(Stored items from a collection)
* begin *

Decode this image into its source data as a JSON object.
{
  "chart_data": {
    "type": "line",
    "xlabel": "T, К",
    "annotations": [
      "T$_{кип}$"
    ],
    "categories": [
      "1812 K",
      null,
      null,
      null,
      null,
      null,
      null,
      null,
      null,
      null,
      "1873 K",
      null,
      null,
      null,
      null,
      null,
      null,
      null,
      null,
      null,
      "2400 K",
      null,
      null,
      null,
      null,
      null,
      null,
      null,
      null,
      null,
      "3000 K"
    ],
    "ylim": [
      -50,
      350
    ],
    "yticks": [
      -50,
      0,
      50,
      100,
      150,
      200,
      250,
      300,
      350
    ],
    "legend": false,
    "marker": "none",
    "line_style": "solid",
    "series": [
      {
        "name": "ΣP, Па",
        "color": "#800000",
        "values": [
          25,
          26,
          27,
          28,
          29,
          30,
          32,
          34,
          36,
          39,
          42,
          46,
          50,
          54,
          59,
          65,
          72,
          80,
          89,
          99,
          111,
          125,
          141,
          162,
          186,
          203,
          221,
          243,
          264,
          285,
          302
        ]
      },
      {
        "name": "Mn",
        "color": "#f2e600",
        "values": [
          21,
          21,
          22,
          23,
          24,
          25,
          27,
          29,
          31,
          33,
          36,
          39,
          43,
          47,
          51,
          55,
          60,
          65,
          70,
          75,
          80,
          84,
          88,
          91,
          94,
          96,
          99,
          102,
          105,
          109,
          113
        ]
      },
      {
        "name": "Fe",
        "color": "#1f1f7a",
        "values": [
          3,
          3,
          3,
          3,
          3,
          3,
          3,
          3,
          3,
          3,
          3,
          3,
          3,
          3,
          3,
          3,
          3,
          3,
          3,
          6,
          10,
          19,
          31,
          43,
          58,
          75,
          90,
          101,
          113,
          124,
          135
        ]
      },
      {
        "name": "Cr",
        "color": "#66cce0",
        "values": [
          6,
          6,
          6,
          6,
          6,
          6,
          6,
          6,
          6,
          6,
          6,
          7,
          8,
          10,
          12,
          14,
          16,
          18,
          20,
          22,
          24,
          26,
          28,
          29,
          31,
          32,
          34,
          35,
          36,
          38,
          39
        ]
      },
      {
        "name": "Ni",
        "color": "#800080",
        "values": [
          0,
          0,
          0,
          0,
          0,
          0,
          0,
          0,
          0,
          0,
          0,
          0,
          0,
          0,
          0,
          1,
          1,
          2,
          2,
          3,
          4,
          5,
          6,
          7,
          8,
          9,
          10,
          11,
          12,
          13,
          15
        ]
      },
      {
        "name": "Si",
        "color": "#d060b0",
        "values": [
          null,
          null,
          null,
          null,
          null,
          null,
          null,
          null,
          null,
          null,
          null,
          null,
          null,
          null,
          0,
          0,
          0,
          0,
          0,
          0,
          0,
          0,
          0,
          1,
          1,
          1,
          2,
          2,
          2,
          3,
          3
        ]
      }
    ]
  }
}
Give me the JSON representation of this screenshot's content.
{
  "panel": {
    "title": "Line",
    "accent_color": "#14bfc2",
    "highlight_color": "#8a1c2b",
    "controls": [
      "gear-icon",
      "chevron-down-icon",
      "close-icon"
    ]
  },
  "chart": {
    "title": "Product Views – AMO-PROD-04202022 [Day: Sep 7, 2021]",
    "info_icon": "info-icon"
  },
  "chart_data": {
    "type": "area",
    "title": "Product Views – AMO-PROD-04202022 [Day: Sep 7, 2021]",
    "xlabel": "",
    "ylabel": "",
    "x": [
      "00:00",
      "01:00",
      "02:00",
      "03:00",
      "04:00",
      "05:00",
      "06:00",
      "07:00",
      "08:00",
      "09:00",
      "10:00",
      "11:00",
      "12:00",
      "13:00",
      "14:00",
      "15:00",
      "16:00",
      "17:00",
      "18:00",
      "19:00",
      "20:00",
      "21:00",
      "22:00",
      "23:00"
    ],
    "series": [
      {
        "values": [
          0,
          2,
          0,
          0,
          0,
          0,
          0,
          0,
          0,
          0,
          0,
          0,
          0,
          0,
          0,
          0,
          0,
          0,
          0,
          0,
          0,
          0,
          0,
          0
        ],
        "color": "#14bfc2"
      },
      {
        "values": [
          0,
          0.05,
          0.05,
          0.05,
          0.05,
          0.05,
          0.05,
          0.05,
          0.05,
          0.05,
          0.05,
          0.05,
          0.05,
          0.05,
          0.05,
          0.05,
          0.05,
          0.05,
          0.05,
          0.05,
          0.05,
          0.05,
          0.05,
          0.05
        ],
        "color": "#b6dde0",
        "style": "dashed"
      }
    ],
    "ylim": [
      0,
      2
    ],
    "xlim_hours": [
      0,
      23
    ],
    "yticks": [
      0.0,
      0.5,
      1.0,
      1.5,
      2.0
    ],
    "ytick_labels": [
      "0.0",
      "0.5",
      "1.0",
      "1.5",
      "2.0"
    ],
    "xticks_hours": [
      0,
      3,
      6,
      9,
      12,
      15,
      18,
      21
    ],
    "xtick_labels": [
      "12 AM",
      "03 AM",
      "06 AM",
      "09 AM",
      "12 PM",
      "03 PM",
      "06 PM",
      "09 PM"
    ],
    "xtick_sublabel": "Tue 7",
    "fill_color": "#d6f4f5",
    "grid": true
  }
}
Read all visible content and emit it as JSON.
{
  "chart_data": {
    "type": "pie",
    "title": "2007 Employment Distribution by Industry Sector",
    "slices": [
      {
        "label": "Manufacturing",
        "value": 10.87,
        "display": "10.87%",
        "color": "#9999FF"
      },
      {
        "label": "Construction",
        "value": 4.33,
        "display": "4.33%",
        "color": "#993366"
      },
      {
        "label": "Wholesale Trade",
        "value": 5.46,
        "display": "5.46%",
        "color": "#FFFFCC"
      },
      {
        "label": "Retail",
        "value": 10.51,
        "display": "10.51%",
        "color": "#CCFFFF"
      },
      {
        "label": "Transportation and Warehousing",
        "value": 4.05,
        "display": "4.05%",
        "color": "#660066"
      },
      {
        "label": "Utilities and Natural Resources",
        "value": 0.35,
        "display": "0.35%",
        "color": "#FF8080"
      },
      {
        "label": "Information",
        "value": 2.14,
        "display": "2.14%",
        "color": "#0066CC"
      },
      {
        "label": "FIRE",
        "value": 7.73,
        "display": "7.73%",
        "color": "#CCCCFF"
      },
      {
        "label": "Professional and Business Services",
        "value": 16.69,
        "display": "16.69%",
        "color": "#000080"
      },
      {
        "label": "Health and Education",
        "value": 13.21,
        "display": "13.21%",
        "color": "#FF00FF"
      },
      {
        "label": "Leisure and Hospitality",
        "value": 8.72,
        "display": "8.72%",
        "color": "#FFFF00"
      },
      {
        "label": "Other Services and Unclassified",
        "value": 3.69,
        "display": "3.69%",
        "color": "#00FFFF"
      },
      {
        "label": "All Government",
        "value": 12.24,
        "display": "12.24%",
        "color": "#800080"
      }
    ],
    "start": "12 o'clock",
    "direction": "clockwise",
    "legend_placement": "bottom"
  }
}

* end *

Problem statement. Scan the listing above for the word "JSON" and show each line where it is found.

Answer for this exercise.
Decode this image into its source data as a JSON object.
Give me the JSON representation of this screenshot's content.
Read all visible content and emit it as JSON.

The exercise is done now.